▶ **READING PASSAGE**
↓

Gao Xueyu, file, Associated Press
FILE - In this Nov. 27, 2008, file photo released by China's Xinhua News Agency, a Chinese flag flutters in front of the headquarters of the People's Bank of China in Beijing. China faces of slew of economic problems in the run-up to its once-in-a-decade leadership transition.

Most countries can only dream of 7.3 percent annual growth. For China, however, such a possibility is cause for concern.

Data released over the weekend in HSBC’s Purchasing Managers’ Index report shows yet another month of contraction in China’s manufacturing sector. Such news is just one more reason that China may miss its official growth target of 7.5 percent for 2012. Several economists have recently cut their growth projections for the country.

The PMI report shows new factory orders falling for the eleventh consecutive month and new export orders dropping at their fastest rate in three-and-a-half years. FedEx CEO Frederick Smith said that such numbers could spell trouble for the global economy in 2013. Following three decades of double-digit annual growth rates, China now finds itself in unfamiliar, and uncomfortable, territory.

↑

▶ **ENTRIES PROVIDED**
↓

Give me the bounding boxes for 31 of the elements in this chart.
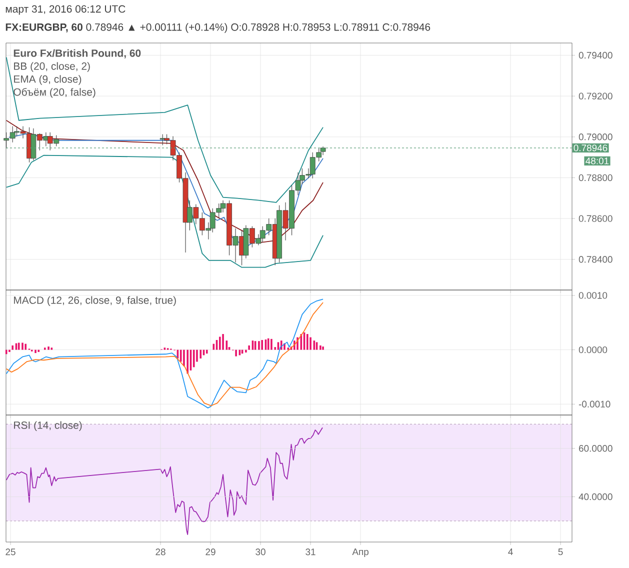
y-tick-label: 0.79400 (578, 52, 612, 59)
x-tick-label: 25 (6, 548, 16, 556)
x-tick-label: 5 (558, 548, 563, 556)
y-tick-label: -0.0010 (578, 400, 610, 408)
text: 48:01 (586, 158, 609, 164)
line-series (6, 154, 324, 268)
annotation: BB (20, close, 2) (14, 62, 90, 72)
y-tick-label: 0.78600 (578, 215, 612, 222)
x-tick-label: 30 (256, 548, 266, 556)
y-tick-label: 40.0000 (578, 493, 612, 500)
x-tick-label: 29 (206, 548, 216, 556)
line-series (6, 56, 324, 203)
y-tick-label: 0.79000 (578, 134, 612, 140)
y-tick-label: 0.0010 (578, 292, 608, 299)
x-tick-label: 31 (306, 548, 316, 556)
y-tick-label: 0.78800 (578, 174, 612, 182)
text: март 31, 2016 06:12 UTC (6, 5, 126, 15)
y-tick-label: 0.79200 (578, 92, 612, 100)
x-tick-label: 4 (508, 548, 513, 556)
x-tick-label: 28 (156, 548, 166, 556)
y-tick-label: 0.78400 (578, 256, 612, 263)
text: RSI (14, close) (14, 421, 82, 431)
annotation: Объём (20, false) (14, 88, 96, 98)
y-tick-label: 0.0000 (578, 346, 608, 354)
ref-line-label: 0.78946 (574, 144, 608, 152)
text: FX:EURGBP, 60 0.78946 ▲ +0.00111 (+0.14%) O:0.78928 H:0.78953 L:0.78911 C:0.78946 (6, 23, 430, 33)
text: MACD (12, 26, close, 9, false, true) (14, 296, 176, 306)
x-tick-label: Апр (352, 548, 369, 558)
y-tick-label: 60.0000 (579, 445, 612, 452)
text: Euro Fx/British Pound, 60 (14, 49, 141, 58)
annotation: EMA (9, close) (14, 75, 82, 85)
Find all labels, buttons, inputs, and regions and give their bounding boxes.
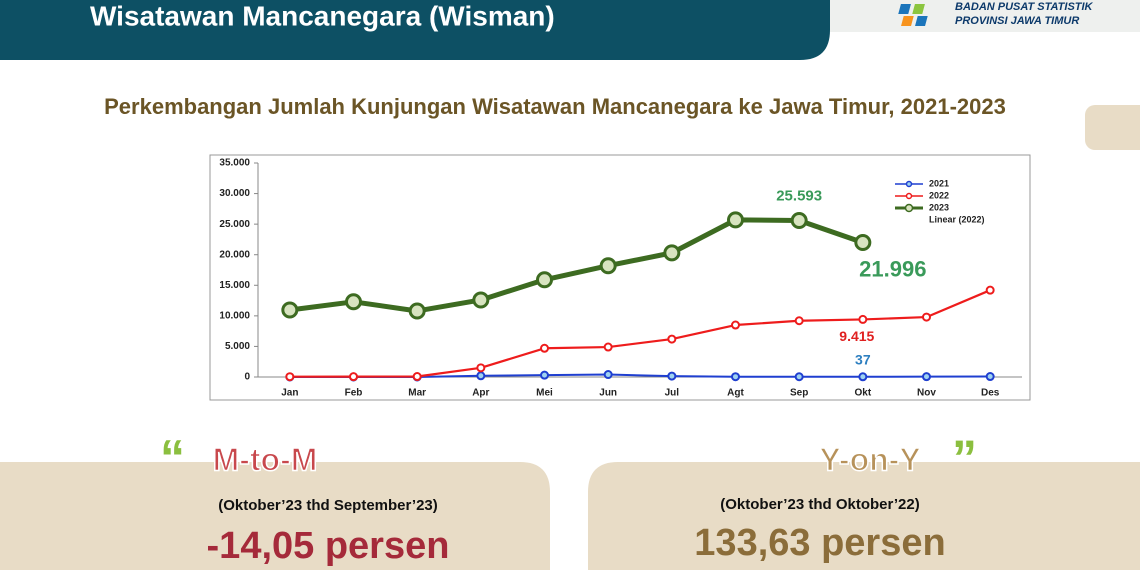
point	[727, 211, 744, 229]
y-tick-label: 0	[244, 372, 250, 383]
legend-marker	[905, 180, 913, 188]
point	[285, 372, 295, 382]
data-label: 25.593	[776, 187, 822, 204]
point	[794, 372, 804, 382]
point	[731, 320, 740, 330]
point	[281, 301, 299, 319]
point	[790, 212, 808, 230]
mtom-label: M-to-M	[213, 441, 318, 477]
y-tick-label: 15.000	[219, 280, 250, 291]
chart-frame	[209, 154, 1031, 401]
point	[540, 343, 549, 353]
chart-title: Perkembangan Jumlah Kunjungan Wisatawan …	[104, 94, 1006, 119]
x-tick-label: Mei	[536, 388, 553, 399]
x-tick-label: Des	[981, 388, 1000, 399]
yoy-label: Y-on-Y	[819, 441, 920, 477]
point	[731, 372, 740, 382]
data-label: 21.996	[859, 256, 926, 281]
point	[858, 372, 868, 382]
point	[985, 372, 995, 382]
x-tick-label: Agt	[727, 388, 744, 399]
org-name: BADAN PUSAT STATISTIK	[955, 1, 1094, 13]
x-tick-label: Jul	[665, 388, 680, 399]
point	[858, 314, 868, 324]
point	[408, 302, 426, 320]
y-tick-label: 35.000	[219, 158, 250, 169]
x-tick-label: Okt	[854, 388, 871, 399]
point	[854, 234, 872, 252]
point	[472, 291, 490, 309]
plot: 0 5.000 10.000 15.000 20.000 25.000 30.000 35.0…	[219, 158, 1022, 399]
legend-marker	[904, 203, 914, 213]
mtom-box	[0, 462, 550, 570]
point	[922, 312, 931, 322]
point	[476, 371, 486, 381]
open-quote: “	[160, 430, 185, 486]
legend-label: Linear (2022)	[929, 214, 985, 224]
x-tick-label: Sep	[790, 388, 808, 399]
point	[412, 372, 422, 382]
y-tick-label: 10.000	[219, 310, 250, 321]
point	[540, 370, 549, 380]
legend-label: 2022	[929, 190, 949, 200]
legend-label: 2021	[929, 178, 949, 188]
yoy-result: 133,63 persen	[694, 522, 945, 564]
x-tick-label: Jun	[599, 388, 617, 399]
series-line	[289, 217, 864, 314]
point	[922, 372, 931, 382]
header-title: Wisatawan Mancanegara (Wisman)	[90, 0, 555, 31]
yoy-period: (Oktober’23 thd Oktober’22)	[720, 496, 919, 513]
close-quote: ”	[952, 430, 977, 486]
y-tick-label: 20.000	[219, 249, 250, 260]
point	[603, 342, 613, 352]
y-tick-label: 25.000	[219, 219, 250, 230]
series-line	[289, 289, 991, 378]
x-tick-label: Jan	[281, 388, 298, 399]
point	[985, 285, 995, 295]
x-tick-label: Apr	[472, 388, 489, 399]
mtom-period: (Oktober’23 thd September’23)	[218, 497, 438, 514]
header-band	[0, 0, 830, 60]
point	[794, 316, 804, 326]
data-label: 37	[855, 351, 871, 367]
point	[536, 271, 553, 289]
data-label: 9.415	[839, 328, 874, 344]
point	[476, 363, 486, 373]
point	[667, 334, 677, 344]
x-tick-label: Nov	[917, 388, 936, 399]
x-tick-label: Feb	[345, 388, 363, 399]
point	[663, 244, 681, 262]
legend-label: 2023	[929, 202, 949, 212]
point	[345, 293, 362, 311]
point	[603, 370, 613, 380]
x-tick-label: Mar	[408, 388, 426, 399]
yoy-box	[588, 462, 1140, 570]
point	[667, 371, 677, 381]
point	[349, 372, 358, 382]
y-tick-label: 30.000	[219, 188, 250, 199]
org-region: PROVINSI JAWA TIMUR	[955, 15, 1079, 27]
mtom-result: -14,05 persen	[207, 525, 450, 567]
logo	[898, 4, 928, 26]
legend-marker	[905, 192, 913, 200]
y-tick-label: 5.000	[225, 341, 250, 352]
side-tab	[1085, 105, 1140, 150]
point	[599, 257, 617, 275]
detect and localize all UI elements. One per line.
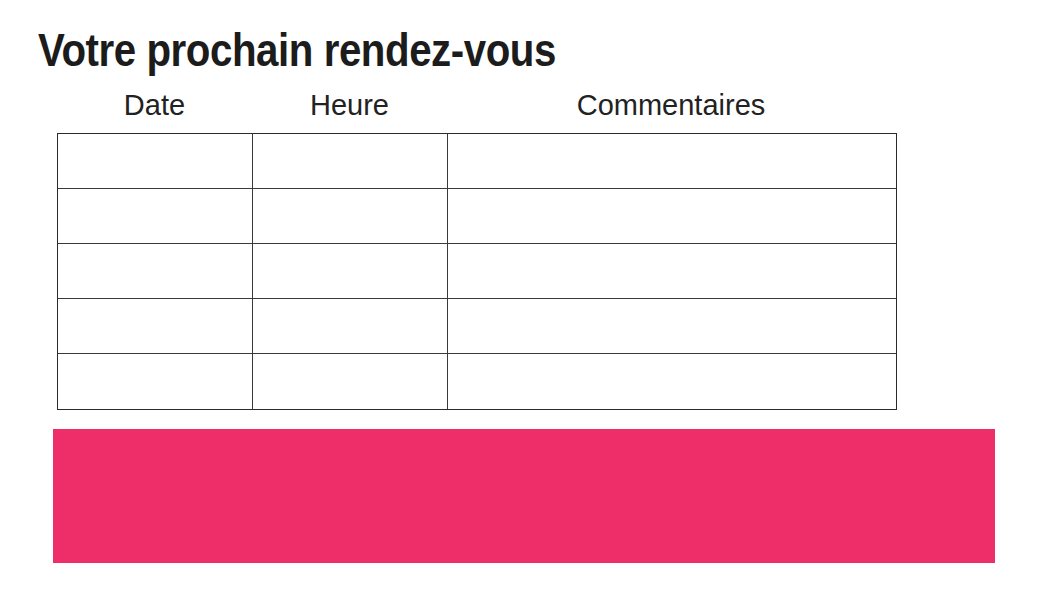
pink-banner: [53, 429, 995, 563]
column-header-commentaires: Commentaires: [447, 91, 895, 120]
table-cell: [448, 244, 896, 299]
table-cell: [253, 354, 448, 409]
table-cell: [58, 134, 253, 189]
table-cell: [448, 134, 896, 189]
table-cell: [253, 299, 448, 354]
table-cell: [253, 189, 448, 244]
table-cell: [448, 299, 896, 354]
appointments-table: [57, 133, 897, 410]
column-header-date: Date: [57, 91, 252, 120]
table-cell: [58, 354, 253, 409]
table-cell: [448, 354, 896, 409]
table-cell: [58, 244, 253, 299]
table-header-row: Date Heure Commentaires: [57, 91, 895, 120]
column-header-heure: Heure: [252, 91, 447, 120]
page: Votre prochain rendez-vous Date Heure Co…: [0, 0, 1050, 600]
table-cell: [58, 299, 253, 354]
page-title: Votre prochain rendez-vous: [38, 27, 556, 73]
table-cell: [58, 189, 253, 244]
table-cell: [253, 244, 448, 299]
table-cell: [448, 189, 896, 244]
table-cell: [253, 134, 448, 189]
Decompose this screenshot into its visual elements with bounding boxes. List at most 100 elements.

↑
↓

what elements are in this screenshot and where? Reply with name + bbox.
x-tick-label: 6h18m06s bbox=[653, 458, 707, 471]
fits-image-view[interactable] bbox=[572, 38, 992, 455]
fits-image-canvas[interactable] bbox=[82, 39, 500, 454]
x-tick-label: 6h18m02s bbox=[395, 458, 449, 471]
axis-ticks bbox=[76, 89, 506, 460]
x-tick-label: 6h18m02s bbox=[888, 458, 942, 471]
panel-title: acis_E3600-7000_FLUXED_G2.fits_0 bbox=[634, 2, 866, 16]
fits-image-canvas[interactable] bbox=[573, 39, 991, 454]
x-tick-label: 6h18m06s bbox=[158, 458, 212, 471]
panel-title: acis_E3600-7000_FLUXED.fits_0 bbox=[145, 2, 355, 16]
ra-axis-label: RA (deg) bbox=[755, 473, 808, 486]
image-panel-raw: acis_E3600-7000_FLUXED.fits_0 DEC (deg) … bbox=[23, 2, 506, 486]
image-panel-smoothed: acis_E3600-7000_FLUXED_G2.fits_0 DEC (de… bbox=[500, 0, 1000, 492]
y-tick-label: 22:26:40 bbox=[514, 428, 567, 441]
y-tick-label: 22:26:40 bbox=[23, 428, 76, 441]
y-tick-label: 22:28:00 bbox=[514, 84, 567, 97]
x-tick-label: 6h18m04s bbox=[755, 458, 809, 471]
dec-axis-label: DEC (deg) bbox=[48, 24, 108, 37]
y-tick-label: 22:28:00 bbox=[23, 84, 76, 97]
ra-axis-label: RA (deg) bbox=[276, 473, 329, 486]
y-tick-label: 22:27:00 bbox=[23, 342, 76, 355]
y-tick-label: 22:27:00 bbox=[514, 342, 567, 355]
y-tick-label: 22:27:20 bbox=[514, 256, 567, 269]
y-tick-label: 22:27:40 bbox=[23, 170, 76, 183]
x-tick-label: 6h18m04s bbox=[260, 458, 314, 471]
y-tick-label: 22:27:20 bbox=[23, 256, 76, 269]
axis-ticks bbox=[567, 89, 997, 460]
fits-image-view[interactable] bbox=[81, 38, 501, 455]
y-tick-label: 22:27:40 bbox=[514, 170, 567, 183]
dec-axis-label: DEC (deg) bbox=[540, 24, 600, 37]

↑

▶ **GOALS**
A. Answer these from the article on China's economy:
(i) What was China's official growth target for 2012?
(ii) For how many months in a row had new factory orders fallen?
(iii) Who is the CEO of FedEx?
B. Translate this sentence from the article on China's economy into Spanish: "Most countries can only dream of 7.3 percent annual growth."
The entries are separate material and are not part of the article on China's economy.

▶ **RESULTS OF THE TASKS**
A.
(i) 7.5 percent
(ii) Eleven
(iii) Frederick Smith

B. La mayoría de los países solo pueden soñar con un crecimiento anual del 7,3 por ciento.